#### [INSTRUCTIONS TO FOLLOW]
Retype the whole listing below, character for character.

#### [RECORDED INFORMATION]
· · · · · · ·

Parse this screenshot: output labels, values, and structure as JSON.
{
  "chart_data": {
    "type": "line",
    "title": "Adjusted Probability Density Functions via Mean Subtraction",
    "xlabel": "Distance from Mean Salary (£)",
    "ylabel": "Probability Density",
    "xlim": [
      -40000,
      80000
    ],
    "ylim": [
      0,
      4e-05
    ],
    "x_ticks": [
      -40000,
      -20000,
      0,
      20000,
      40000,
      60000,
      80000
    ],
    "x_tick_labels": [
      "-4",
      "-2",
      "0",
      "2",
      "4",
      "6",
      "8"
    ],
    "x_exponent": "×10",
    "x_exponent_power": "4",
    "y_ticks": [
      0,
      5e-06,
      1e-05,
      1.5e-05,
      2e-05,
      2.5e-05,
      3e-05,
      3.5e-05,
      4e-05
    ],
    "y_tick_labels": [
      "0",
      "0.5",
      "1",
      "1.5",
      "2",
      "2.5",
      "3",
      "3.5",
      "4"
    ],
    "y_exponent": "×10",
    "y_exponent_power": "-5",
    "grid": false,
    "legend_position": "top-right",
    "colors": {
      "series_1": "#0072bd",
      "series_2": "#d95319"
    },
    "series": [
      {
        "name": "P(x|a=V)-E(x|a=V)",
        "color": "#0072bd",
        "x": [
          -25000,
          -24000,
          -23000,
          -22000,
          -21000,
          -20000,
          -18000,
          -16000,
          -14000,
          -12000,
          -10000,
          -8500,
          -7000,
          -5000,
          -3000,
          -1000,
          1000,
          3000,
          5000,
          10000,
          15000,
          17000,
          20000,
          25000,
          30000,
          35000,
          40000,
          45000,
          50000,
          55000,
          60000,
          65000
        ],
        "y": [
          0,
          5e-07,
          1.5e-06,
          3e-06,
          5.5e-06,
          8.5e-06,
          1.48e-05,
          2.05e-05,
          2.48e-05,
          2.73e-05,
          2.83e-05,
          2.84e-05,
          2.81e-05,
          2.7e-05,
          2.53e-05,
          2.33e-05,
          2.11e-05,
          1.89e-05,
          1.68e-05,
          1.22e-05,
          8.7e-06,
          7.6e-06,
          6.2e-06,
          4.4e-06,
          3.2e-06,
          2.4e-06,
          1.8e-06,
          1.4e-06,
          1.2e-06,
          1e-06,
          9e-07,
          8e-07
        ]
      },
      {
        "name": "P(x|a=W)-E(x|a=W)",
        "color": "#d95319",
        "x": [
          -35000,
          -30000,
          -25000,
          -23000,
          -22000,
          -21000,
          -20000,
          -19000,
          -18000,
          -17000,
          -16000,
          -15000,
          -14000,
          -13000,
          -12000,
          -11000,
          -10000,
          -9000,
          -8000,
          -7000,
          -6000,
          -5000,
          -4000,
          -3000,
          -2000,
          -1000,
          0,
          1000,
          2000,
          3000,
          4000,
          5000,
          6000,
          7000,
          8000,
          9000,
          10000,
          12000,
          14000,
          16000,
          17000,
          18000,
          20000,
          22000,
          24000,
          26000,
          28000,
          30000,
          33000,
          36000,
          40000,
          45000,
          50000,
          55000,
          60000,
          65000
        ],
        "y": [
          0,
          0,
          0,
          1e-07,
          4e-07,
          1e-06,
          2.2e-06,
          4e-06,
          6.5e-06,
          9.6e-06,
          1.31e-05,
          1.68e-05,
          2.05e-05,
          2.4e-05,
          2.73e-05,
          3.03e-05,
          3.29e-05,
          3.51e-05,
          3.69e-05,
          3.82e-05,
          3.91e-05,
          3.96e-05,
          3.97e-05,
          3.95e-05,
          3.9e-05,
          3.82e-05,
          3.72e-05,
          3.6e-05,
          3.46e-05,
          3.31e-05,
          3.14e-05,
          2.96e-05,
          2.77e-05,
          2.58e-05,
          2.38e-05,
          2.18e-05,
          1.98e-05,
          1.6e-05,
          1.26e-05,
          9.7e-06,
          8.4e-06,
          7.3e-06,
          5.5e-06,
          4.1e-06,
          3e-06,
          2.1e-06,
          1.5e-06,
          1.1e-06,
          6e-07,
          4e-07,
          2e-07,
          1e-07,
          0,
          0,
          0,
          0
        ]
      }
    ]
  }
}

· · · · · · ·

#### [RESULT FOR THIS TASK]
Parse this screenshot: output labels, values, and structure as JSON.
{
  "chart_data": {
    "type": "line",
    "title": "Adjusted Probability Density Functions via Mean Subtraction",
    "xlabel": "Distance from Mean Salary (£)",
    "ylabel": "Probability Density",
    "xlim": [
      -40000,
      80000
    ],
    "ylim": [
      0,
      4e-05
    ],
    "x_ticks": [
      -40000,
      -20000,
      0,
      20000,
      40000,
      60000,
      80000
    ],
    "x_tick_labels": [
      "-4",
      "-2",
      "0",
      "2",
      "4",
      "6",
      "8"
    ],
    "x_exponent": "×10",
    "x_exponent_power": "4",
    "y_ticks": [
      0,
      5e-06,
      1e-05,
      1.5e-05,
      2e-05,
      2.5e-05,
      3e-05,
      3.5e-05,
      4e-05
    ],
    "y_tick_labels": [
      "0",
      "0.5",
      "1",
      "1.5",
      "2",
      "2.5",
      "3",
      "3.5",
      "4"
    ],
    "y_exponent": "×10",
    "y_exponent_power": "-5",
    "grid": false,
    "legend_position": "top-right",
    "colors": {
      "series_1": "#0072bd",
      "series_2": "#d95319"
    },
    "series": [
      {
        "name": "P(x|a=V)-E(x|a=V)",
        "color": "#0072bd",
        "x": [
          -25000,
          -24000,
          -23000,
          -22000,
          -21000,
          -20000,
          -18000,
          -16000,
          -14000,
          -12000,
          -10000,
          -8500,
          -7000,
          -5000,
          -3000,
          -1000,
          1000,
          3000,
          5000,
          10000,
          15000,
          17000,
          20000,
          25000,
          30000,
          35000,
          40000,
          45000,
          50000,
          55000,
          60000,
          65000
        ],
        "y": [
          0,
          5e-07,
          1.5e-06,
          3e-06,
          5.5e-06,
          8.5e-06,
          1.48e-05,
          2.05e-05,
          2.48e-05,
          2.73e-05,
          2.83e-05,
          2.84e-05,
          2.81e-05,
          2.7e-05,
          2.53e-05,
          2.33e-05,
          2.11e-05,
          1.89e-05,
          1.68e-05,
          1.22e-05,
          8.7e-06,
          7.6e-06,
          6.2e-06,
          4.4e-06,
          3.2e-06,
          2.4e-06,
          1.8e-06,
          1.4e-06,
          1.2e-06,
          1e-06,
          9e-07,
          8e-07
        ]
      },
      {
        "name": "P(x|a=W)-E(x|a=W)",
        "color": "#d95319",
        "x": [
          -35000,
          -30000,
          -25000,
          -23000,
          -22000,
          -21000,
          -20000,
          -19000,
          -18000,
          -17000,
          -16000,
          -15000,
          -14000,
          -13000,
          -12000,
          -11000,
          -10000,
          -9000,
          -8000,
          -7000,
          -6000,
          -5000,
          -4000,
          -3000,
          -2000,
          -1000,
          0,
          1000,
          2000,
          3000,
          4000,
          5000,
          6000,
          7000,
          8000,
          9000,
          10000,
          12000,
          14000,
          16000,
          17000,
          18000,
          20000,
          22000,
          24000,
          26000,
          28000,
          30000,
          33000,
          36000,
          40000,
          45000,
          50000,
          55000,
          60000,
          65000
        ],
        "y": [
          0,
          0,
          0,
          1e-07,
          4e-07,
          1e-06,
          2.2e-06,
          4e-06,
          6.5e-06,
          9.6e-06,
          1.31e-05,
          1.68e-05,
          2.05e-05,
          2.4e-05,
          2.73e-05,
          3.03e-05,
          3.29e-05,
          3.51e-05,
          3.69e-05,
          3.82e-05,
          3.91e-05,
          3.96e-05,
          3.97e-05,
          3.95e-05,
          3.9e-05,
          3.82e-05,
          3.72e-05,
          3.6e-05,
          3.46e-05,
          3.31e-05,
          3.14e-05,
          2.96e-05,
          2.77e-05,
          2.58e-05,
          2.38e-05,
          2.18e-05,
          1.98e-05,
          1.6e-05,
          1.26e-05,
          9.7e-06,
          8.4e-06,
          7.3e-06,
          5.5e-06,
          4.1e-06,
          3e-06,
          2.1e-06,
          1.5e-06,
          1.1e-06,
          6e-07,
          4e-07,
          2e-07,
          1e-07,
          0,
          0,
          0,
          0
        ]
      }
    ]
  }
}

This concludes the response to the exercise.